#### RECORDS TO PROCESS
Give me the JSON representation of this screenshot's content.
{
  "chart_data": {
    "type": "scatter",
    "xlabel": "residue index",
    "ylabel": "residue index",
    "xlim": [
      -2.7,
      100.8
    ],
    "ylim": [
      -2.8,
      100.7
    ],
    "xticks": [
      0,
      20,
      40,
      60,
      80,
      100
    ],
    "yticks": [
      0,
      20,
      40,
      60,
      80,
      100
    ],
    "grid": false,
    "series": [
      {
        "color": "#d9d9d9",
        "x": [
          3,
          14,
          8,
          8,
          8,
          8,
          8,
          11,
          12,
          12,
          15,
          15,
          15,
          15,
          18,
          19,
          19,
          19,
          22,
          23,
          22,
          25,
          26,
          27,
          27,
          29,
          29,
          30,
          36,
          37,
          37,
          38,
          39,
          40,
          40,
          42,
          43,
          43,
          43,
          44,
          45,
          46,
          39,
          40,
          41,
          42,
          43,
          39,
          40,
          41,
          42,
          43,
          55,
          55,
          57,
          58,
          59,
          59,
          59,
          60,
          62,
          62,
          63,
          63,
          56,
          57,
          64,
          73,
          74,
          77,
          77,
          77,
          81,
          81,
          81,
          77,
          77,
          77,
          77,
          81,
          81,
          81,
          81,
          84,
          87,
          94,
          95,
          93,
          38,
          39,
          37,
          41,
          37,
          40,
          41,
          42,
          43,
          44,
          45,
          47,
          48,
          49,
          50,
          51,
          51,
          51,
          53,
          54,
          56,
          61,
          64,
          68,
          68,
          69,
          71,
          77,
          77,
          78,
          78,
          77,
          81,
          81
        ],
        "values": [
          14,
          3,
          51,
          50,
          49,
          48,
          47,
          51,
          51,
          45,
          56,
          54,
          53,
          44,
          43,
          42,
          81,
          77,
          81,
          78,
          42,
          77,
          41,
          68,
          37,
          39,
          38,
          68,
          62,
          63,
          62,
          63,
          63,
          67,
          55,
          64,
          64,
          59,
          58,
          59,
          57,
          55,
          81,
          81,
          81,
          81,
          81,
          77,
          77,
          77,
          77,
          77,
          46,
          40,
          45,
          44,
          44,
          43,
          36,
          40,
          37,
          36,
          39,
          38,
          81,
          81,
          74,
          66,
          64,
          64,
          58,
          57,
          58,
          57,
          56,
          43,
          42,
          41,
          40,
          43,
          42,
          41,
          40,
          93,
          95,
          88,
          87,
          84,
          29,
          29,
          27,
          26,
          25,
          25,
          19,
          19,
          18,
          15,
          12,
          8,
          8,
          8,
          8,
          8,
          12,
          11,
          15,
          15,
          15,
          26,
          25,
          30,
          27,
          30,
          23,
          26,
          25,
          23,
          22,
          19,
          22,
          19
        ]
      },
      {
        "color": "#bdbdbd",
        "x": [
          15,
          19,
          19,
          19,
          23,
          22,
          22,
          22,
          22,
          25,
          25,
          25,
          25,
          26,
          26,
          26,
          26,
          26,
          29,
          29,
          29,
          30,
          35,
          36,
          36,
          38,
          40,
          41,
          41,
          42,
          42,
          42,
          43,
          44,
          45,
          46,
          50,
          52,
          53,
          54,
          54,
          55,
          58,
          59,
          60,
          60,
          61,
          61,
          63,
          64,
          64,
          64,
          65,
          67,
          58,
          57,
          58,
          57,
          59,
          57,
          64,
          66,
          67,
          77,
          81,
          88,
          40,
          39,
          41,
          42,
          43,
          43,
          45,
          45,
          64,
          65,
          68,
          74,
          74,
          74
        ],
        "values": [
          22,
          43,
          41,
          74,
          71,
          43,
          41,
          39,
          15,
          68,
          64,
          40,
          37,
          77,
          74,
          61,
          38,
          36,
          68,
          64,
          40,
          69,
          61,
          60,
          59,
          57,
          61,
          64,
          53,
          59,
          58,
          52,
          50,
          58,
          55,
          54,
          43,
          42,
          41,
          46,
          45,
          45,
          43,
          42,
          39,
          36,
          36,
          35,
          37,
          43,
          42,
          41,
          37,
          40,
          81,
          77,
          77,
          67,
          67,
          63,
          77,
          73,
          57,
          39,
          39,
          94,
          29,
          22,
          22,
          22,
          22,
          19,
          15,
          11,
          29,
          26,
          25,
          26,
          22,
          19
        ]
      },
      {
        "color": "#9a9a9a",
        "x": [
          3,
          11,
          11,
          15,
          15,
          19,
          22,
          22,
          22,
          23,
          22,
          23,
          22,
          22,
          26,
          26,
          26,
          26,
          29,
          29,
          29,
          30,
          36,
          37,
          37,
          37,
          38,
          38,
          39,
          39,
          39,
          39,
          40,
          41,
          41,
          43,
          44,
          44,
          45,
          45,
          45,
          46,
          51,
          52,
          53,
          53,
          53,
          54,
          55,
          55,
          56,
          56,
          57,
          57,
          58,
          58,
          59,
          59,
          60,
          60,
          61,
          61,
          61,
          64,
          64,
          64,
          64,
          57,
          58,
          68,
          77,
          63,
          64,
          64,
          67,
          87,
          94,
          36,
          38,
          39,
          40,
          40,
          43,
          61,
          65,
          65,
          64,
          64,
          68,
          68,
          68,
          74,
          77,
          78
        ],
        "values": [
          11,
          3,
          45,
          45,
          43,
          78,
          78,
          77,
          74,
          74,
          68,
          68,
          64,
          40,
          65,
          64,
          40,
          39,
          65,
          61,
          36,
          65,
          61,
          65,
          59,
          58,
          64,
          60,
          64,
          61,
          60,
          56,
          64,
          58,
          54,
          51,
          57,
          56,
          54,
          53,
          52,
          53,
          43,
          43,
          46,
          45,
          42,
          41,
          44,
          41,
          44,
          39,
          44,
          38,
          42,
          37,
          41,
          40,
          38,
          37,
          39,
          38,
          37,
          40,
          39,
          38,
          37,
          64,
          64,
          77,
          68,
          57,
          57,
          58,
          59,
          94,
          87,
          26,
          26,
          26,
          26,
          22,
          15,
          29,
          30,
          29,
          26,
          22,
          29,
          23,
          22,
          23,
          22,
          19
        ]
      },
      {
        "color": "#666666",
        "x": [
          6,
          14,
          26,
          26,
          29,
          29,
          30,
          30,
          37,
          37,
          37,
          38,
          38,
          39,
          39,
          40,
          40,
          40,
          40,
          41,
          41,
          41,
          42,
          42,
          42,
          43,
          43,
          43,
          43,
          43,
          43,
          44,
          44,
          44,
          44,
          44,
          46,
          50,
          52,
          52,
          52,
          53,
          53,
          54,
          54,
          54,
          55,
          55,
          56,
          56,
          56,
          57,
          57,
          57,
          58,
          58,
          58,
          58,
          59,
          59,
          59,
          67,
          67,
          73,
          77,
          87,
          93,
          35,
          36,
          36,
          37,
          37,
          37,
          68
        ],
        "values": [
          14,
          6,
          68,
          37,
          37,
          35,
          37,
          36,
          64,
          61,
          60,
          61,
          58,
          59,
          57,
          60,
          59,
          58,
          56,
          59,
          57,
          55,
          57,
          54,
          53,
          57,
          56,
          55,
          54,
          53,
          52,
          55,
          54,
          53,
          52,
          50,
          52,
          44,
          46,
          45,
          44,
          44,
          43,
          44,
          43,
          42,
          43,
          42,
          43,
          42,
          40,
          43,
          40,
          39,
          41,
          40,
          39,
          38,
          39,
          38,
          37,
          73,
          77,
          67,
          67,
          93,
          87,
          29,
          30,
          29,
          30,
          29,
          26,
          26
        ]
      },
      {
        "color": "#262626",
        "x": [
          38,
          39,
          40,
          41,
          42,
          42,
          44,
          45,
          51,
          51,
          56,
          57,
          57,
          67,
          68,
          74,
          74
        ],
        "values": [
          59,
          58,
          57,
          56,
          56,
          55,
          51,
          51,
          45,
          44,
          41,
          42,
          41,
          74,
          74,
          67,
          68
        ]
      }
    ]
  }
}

#### TASK
Tally the lines of the listing in which the word "color" occurs, and state the total alone.

#### SOLUTION TO THIS TASK
5